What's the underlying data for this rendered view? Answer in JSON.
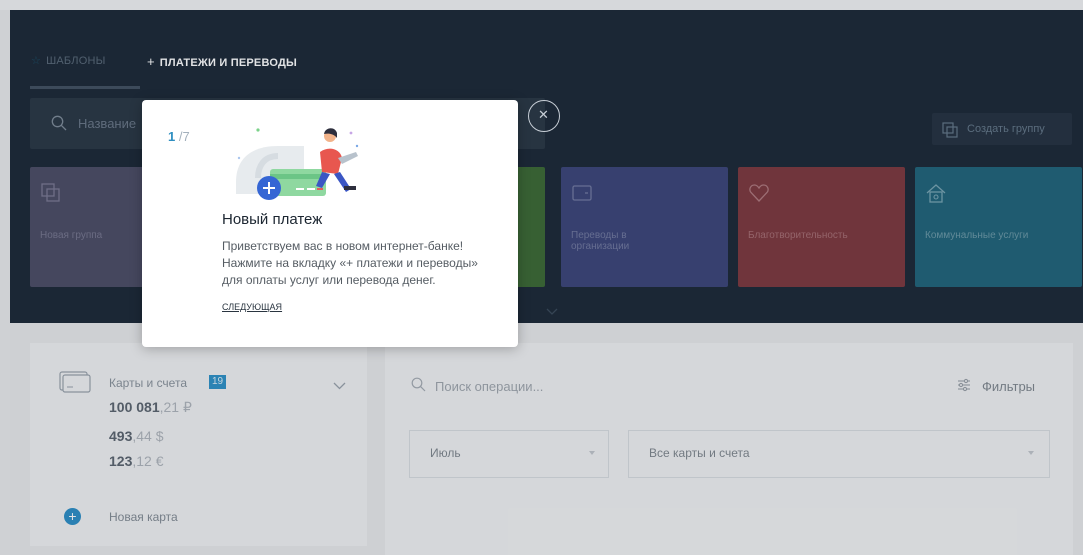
{
  "nav": {
    "tabs": [
      {
        "label": "ШАБЛОНЫ",
        "icon": "star-icon"
      },
      {
        "label": "ПЛАТЕЖИ И ПЕРЕВОДЫ",
        "icon": "plus-icon"
      }
    ]
  },
  "search": {
    "placeholder": "Название"
  },
  "create_group": {
    "label": "Создать группу",
    "icon": "group-copy-icon"
  },
  "tiles": [
    {
      "label": "Новая группа",
      "icon": "group-icon",
      "color": "#4d4e66"
    },
    {
      "label": "",
      "icon": "",
      "color": "#3d6a35"
    },
    {
      "label_lines": [
        "Переводы в",
        "организации"
      ],
      "icon": "wallet-icon",
      "color": "#3d4679"
    },
    {
      "label": "Благотворительность",
      "icon": "heart-icon",
      "color": "#7e3a3f"
    },
    {
      "label": "Коммунальные услуги",
      "icon": "house-icon",
      "color": "#21657a"
    }
  ],
  "accounts": {
    "title": "Карты и счета",
    "count": "19",
    "balances": [
      {
        "main": "100 081",
        "frac": ",21 ₽"
      },
      {
        "main": "493",
        "frac": ",44 $"
      },
      {
        "main": "123",
        "frac": ",12 €"
      }
    ],
    "new_card_label": "Новая карта"
  },
  "operations": {
    "search_placeholder": "Поиск операции...",
    "filters_label": "Фильтры",
    "month_select": "Июль",
    "cards_select": "Все карты и счета"
  },
  "tour": {
    "step_current": "1",
    "step_total": " /7",
    "title": "Новый платеж",
    "body_lines": [
      "Приветствуем вас в новом интернет-банке!",
      "Нажмите на вкладку «+ платежи и переводы»",
      "для оплаты услуг или перевода денег."
    ],
    "next_label": "СЛЕДУЮЩАЯ",
    "close_icon": "close-icon"
  },
  "colors": {
    "header_bg": "#1d2a37",
    "accent_blue": "#2f8fc1",
    "badge_blue": "#2f92c8",
    "page_bg": "#e9eaeb"
  }
}
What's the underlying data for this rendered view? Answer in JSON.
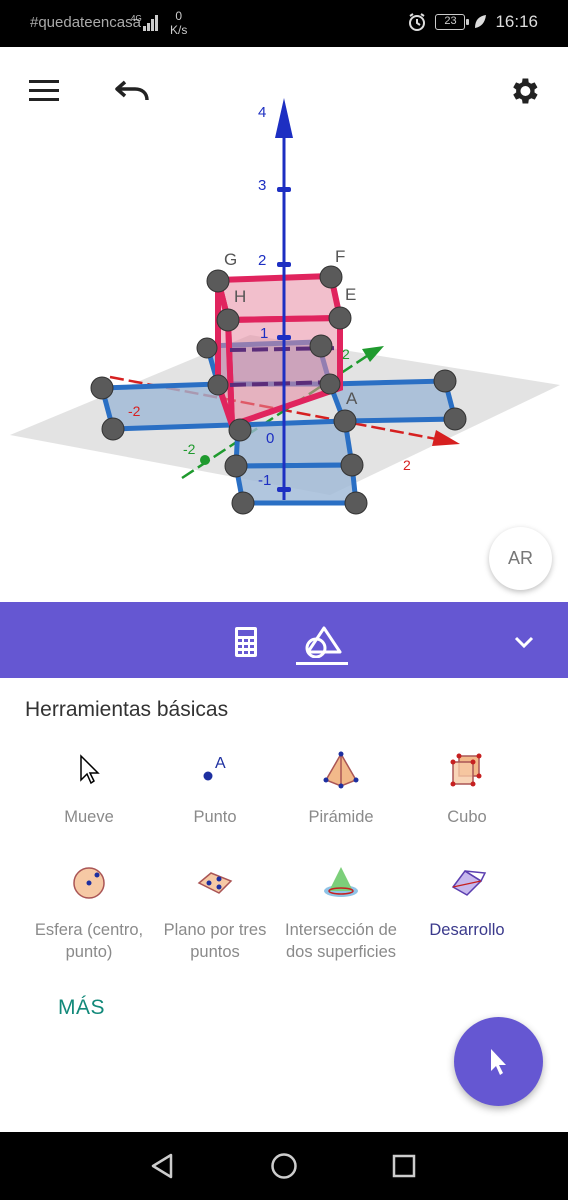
{
  "status_bar": {
    "carrier": "#quedateencasa",
    "network": "4G",
    "speed_value": "0",
    "speed_unit": "K/s",
    "battery": "23",
    "time": "16:16"
  },
  "toolbar": {
    "menu_icon": "hamburger-icon",
    "undo_icon": "undo-icon",
    "settings_icon": "gear-icon"
  },
  "graphics": {
    "axis_labels": {
      "z": [
        "4",
        "3",
        "2",
        "1",
        "0",
        "-1"
      ],
      "x": [
        "2",
        "-2"
      ],
      "y": [
        "2",
        "-2"
      ]
    },
    "point_labels": [
      "G",
      "F",
      "H",
      "E",
      "A"
    ],
    "ar_label": "AR"
  },
  "tabs": [
    {
      "name": "algebra",
      "icon": "calculator-icon"
    },
    {
      "name": "tools",
      "icon": "tools-icon"
    }
  ],
  "panel": {
    "title": "Herramientas básicas",
    "tools": [
      {
        "label": "Mueve",
        "icon": "arrow-pointer-icon"
      },
      {
        "label": "Punto",
        "icon": "point-icon"
      },
      {
        "label": "Pirámide",
        "icon": "pyramid-icon"
      },
      {
        "label": "Cubo",
        "icon": "cube-icon"
      },
      {
        "label": "Esfera (centro, punto)",
        "icon": "sphere-icon"
      },
      {
        "label": "Plano por tres puntos",
        "icon": "plane-three-points-icon"
      },
      {
        "label": "Intersección de dos superficies",
        "icon": "intersection-icon"
      },
      {
        "label": "Desarrollo",
        "icon": "net-icon"
      }
    ],
    "more_label": "MÁS"
  },
  "colors": {
    "accent": "#6557d2",
    "more_link": "#12897a",
    "selected_label": "#3b3a8c"
  }
}
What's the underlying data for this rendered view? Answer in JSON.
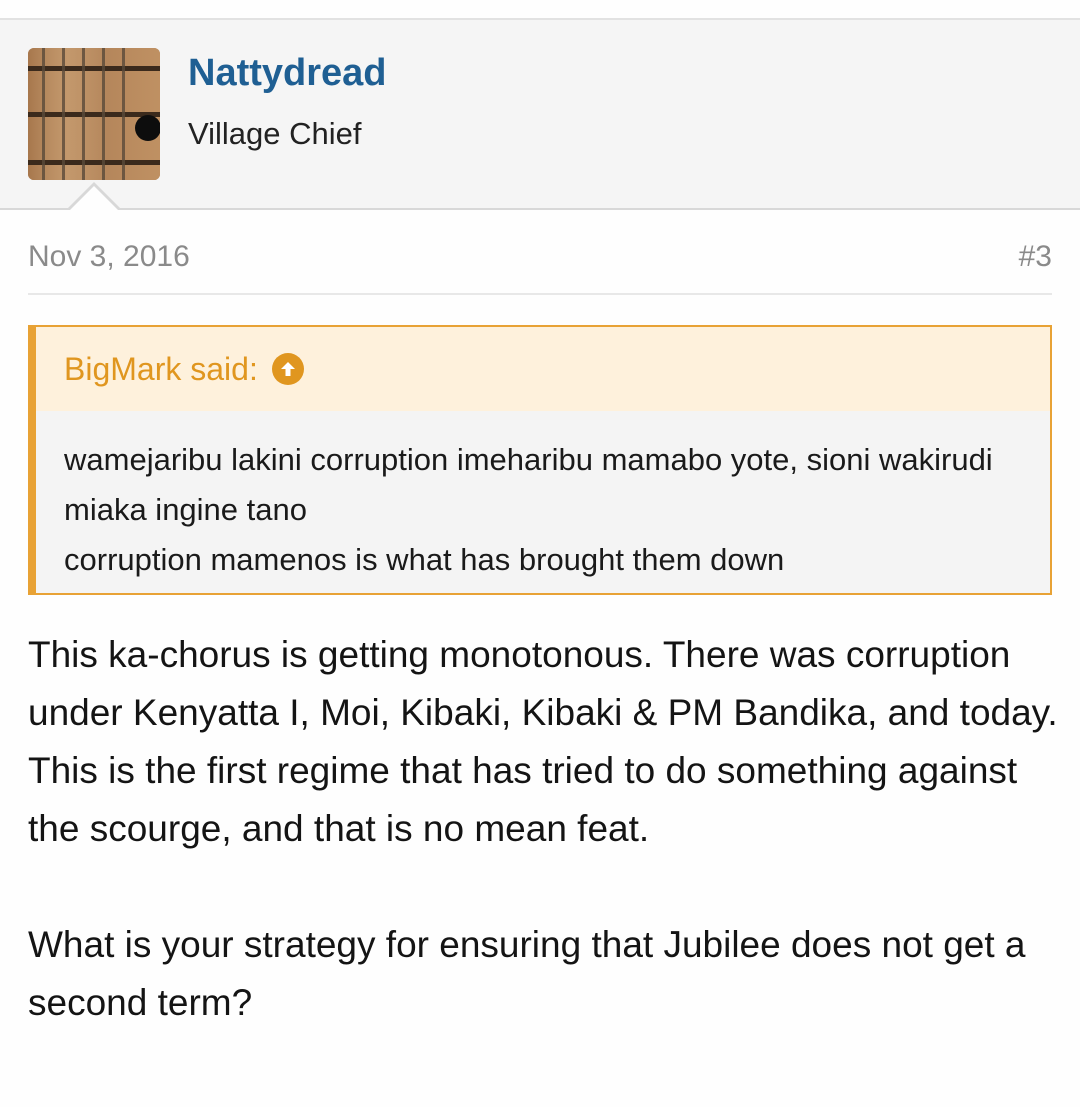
{
  "post": {
    "author": {
      "name": "Nattydread",
      "title": "Village Chief",
      "avatar": "guitar-fretboard-avatar"
    },
    "date": "Nov 3, 2016",
    "number": "#3",
    "quote": {
      "author": "BigMark said:",
      "icon": "arrow-up-circle-icon",
      "lines": [
        "wamejaribu lakini corruption imeharibu mamabo yote, sioni wakirudi miaka ingine tano",
        "corruption mamenos is what has brought them down"
      ]
    },
    "body": [
      "This ka-chorus is getting monotonous. There was corruption under Kenyatta I, Moi, Kibaki, Kibaki & PM Bandika, and today. This is the first regime that has tried to do something against the scourge, and that is no mean feat.",
      "What is your strategy for ensuring that Jubilee does not get a second term?"
    ]
  },
  "colors": {
    "username": "#1f5f93",
    "quote_accent": "#e8a235",
    "quote_header_bg": "#fef1dc",
    "meta_text": "#8a8a8a"
  }
}
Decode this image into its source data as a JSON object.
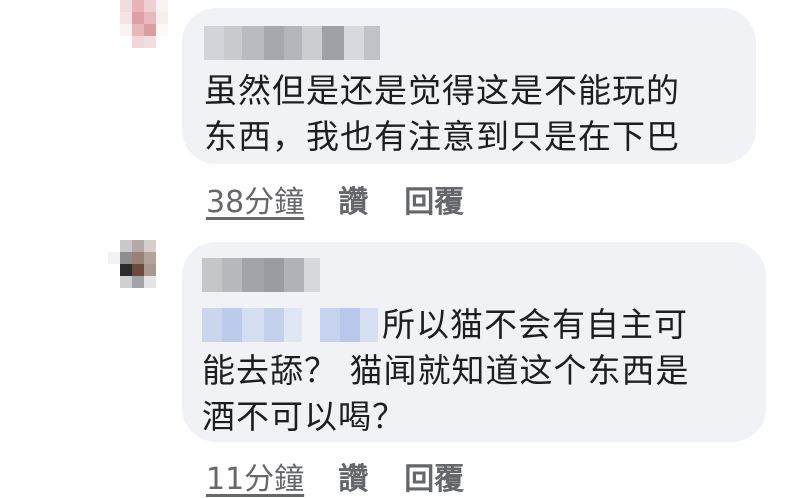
{
  "comments": [
    {
      "text_lines": [
        "虽然但是还是觉得这是不能玩的",
        "东西，我也有注意到只是在下巴"
      ],
      "time": "38分鐘",
      "like": "讚",
      "reply": "回覆"
    },
    {
      "text_lines": [
        "所以猫不会有自主可",
        "能去舔？ 猫闻就知道这个东西是",
        "酒不可以喝？"
      ],
      "time": "11分鐘",
      "like": "讚",
      "reply": "回覆"
    }
  ]
}
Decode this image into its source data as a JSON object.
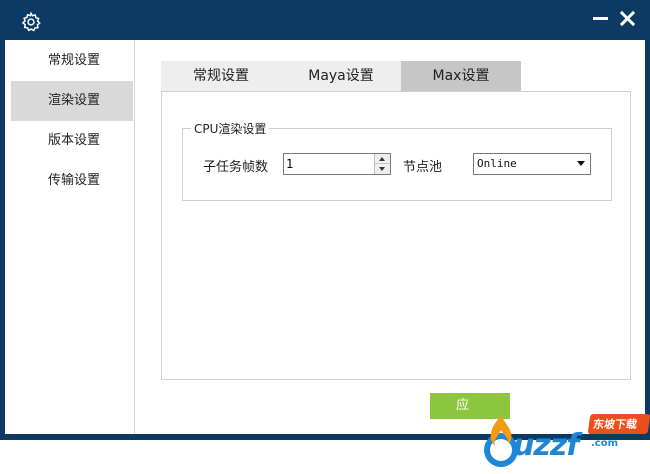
{
  "window": {
    "title_icon": "gear-icon",
    "min_icon": "minimize-icon",
    "close_icon": "close-icon"
  },
  "sidebar": {
    "items": [
      {
        "label": "常规设置"
      },
      {
        "label": "渲染设置"
      },
      {
        "label": "版本设置"
      },
      {
        "label": "传输设置"
      }
    ],
    "active_index": 1
  },
  "tabs": [
    {
      "label": "常规设置"
    },
    {
      "label": "Maya设置"
    },
    {
      "label": "Max设置"
    }
  ],
  "active_tab_index": 2,
  "cpu_group": {
    "legend": "CPU渲染设置",
    "subtask_frames_label": "子任务帧数",
    "subtask_frames_value": "1",
    "node_pool_label": "节点池",
    "node_pool_value": "Online"
  },
  "footer": {
    "apply_label": "应",
    "apply_color": "#8cc63f"
  },
  "watermark": {
    "brand": "uzzf",
    "tag": "东坡下载",
    "url": ".com"
  },
  "colors": {
    "titlebar": "#0d3a63",
    "active_nav": "#d9d9d9",
    "active_tab": "#c6c6c6"
  }
}
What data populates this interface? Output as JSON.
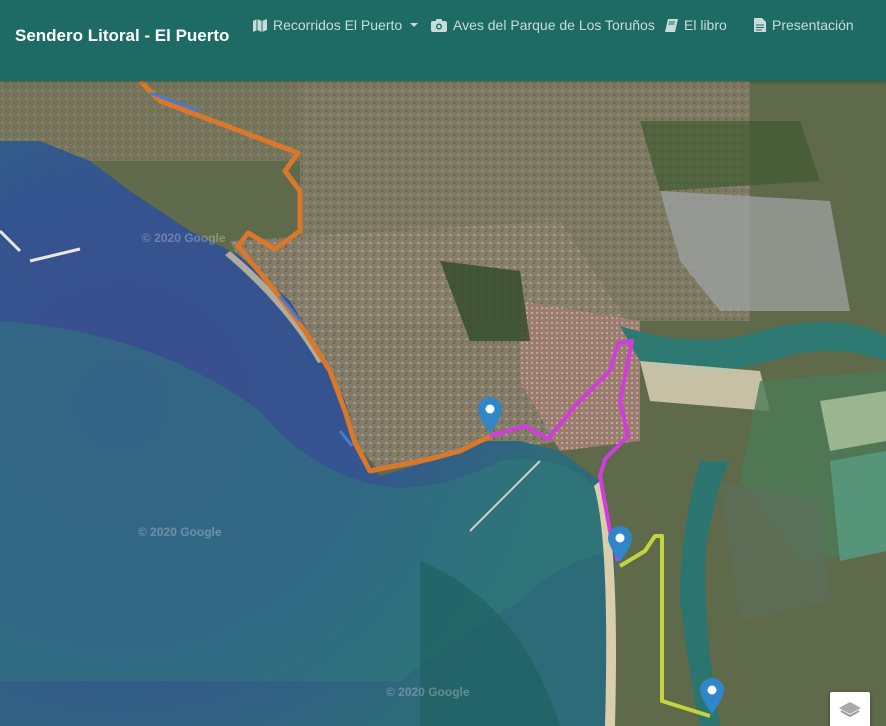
{
  "navbar": {
    "brand": "Sendero Litoral - El Puerto",
    "items": [
      {
        "label": "Recorridos El Puerto",
        "icon": "map-icon",
        "dropdown": true
      },
      {
        "label": "Aves del Parque de Los Toruños",
        "icon": "camera-icon"
      },
      {
        "label": "El libro",
        "icon": "book-icon"
      },
      {
        "label": "Presentación",
        "icon": "document-icon"
      }
    ]
  },
  "map": {
    "watermarks": [
      "© 2020 Google",
      "© 2020 Google",
      "© 2020 Google"
    ],
    "routes": [
      {
        "color": "#d9782a"
      },
      {
        "color": "#4a7bd0"
      },
      {
        "color": "#d23be0"
      },
      {
        "color": "#c5d43a"
      }
    ],
    "marker_color": "#2f86c8",
    "layer_control_icon": "layers-icon"
  }
}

◇ ◇ ◇ ◇ ◇

What you should do> Leaving out the pictures, repeat the data above exactly.

Exercise output>
What's the underlying data for this rendered view? Answer in JSON.
{
  "nav": {
    "tabs": [
      {
        "label": "ШАБЛОНЫ",
        "icon": "star-icon"
      },
      {
        "label": "ПЛАТЕЖИ И ПЕРЕВОДЫ",
        "icon": "plus-icon"
      }
    ]
  },
  "search": {
    "placeholder": "Название"
  },
  "create_group": {
    "label": "Создать группу",
    "icon": "group-copy-icon"
  },
  "tiles": [
    {
      "label": "Новая группа",
      "icon": "group-icon",
      "color": "#4d4e66"
    },
    {
      "label": "",
      "icon": "",
      "color": "#3d6a35"
    },
    {
      "label_lines": [
        "Переводы в",
        "организации"
      ],
      "icon": "wallet-icon",
      "color": "#3d4679"
    },
    {
      "label": "Благотворительность",
      "icon": "heart-icon",
      "color": "#7e3a3f"
    },
    {
      "label": "Коммунальные услуги",
      "icon": "house-icon",
      "color": "#21657a"
    }
  ],
  "accounts": {
    "title": "Карты и счета",
    "count": "19",
    "balances": [
      {
        "main": "100 081",
        "frac": ",21 ₽"
      },
      {
        "main": "493",
        "frac": ",44 $"
      },
      {
        "main": "123",
        "frac": ",12 €"
      }
    ],
    "new_card_label": "Новая карта"
  },
  "operations": {
    "search_placeholder": "Поиск операции...",
    "filters_label": "Фильтры",
    "month_select": "Июль",
    "cards_select": "Все карты и счета"
  },
  "tour": {
    "step_current": "1",
    "step_total": " /7",
    "title": "Новый платеж",
    "body_lines": [
      "Приветствуем вас в новом интернет-банке!",
      "Нажмите на вкладку «+ платежи и переводы»",
      "для оплаты услуг или перевода денег."
    ],
    "next_label": "СЛЕДУЮЩАЯ",
    "close_icon": "close-icon"
  },
  "colors": {
    "header_bg": "#1d2a37",
    "accent_blue": "#2f8fc1",
    "badge_blue": "#2f92c8",
    "page_bg": "#e9eaeb"
  }
}
What's the underlying data for this rendered view? Answer in JSON.
{
  "status_bar": {
    "carrier": "#quedateencasa",
    "network": "4G",
    "speed_value": "0",
    "speed_unit": "K/s",
    "battery": "23",
    "time": "16:16"
  },
  "toolbar": {
    "menu_icon": "hamburger-icon",
    "undo_icon": "undo-icon",
    "settings_icon": "gear-icon"
  },
  "graphics": {
    "axis_labels": {
      "z": [
        "4",
        "3",
        "2",
        "1",
        "0",
        "-1"
      ],
      "x": [
        "2",
        "-2"
      ],
      "y": [
        "2",
        "-2"
      ]
    },
    "point_labels": [
      "G",
      "F",
      "H",
      "E",
      "A"
    ],
    "ar_label": "AR"
  },
  "tabs": [
    {
      "name": "algebra",
      "icon": "calculator-icon"
    },
    {
      "name": "tools",
      "icon": "tools-icon"
    }
  ],
  "panel": {
    "title": "Herramientas básicas",
    "tools": [
      {
        "label": "Mueve",
        "icon": "arrow-pointer-icon"
      },
      {
        "label": "Punto",
        "icon": "point-icon"
      },
      {
        "label": "Pirámide",
        "icon": "pyramid-icon"
      },
      {
        "label": "Cubo",
        "icon": "cube-icon"
      },
      {
        "label": "Esfera (centro, punto)",
        "icon": "sphere-icon"
      },
      {
        "label": "Plano por tres puntos",
        "icon": "plane-three-points-icon"
      },
      {
        "label": "Intersección de dos superficies",
        "icon": "intersection-icon"
      },
      {
        "label": "Desarrollo",
        "icon": "net-icon"
      }
    ],
    "more_label": "MÁS"
  },
  "colors": {
    "accent": "#6557d2",
    "more_link": "#12897a",
    "selected_label": "#3b3a8c"
  }
}
What's the underlying data for this rendered view? Answer in JSON.
{
  "post": {
    "author": {
      "name": "Nattydread",
      "title": "Village Chief",
      "avatar": "guitar-fretboard-avatar"
    },
    "date": "Nov 3, 2016",
    "number": "#3",
    "quote": {
      "author": "BigMark said:",
      "icon": "arrow-up-circle-icon",
      "lines": [
        "wamejaribu lakini corruption imeharibu mamabo yote, sioni wakirudi miaka ingine tano",
        "corruption mamenos is what has brought them down"
      ]
    },
    "body": [
      "This ka-chorus is getting monotonous. There was corruption under Kenyatta I, Moi, Kibaki, Kibaki & PM Bandika, and today. This is the first regime that has tried to do something against the scourge, and that is no mean feat.",
      "What is your strategy for ensuring that Jubilee does not get a second term?"
    ]
  },
  "colors": {
    "username": "#1f5f93",
    "quote_accent": "#e8a235",
    "quote_header_bg": "#fef1dc",
    "meta_text": "#8a8a8a"
  }
}
Decode this image into its source data as a JSON object.
{
  "comments": [
    {
      "text_lines": [
        "虽然但是还是觉得这是不能玩的",
        "东西，我也有注意到只是在下巴"
      ],
      "time": "38分鐘",
      "like": "讚",
      "reply": "回覆"
    },
    {
      "text_lines": [
        "所以猫不会有自主可",
        "能去舔？ 猫闻就知道这个东西是",
        "酒不可以喝？"
      ],
      "time": "11分鐘",
      "like": "讚",
      "reply": "回覆"
    }
  ]
}
Decode this image into its source data as a JSON object.
{
  "window": {
    "title_icon": "gear-icon",
    "min_icon": "minimize-icon",
    "close_icon": "close-icon"
  },
  "sidebar": {
    "items": [
      {
        "label": "常规设置"
      },
      {
        "label": "渲染设置"
      },
      {
        "label": "版本设置"
      },
      {
        "label": "传输设置"
      }
    ],
    "active_index": 1
  },
  "tabs": [
    {
      "label": "常规设置"
    },
    {
      "label": "Maya设置"
    },
    {
      "label": "Max设置"
    }
  ],
  "active_tab_index": 2,
  "cpu_group": {
    "legend": "CPU渲染设置",
    "subtask_frames_label": "子任务帧数",
    "subtask_frames_value": "1",
    "node_pool_label": "节点池",
    "node_pool_value": "Online"
  },
  "footer": {
    "apply_label": "应",
    "apply_color": "#8cc63f"
  },
  "watermark": {
    "brand": "uzzf",
    "tag": "东坡下载",
    "url": ".com"
  },
  "colors": {
    "titlebar": "#0d3a63",
    "active_nav": "#d9d9d9",
    "active_tab": "#c6c6c6"
  }
}
What data populates this interface? Output as JSON.
{
  "navbar": {
    "brand": "Sendero Litoral - El Puerto",
    "items": [
      {
        "label": "Recorridos El Puerto",
        "icon": "map-icon",
        "dropdown": true
      },
      {
        "label": "Aves del Parque de Los Toruños",
        "icon": "camera-icon"
      },
      {
        "label": "El libro",
        "icon": "book-icon"
      },
      {
        "label": "Presentación",
        "icon": "document-icon"
      }
    ]
  },
  "map": {
    "watermarks": [
      "© 2020 Google",
      "© 2020 Google",
      "© 2020 Google"
    ],
    "routes": [
      {
        "color": "#d9782a"
      },
      {
        "color": "#4a7bd0"
      },
      {
        "color": "#d23be0"
      },
      {
        "color": "#c5d43a"
      }
    ],
    "marker_color": "#2f86c8",
    "layer_control_icon": "layers-icon"
  }
}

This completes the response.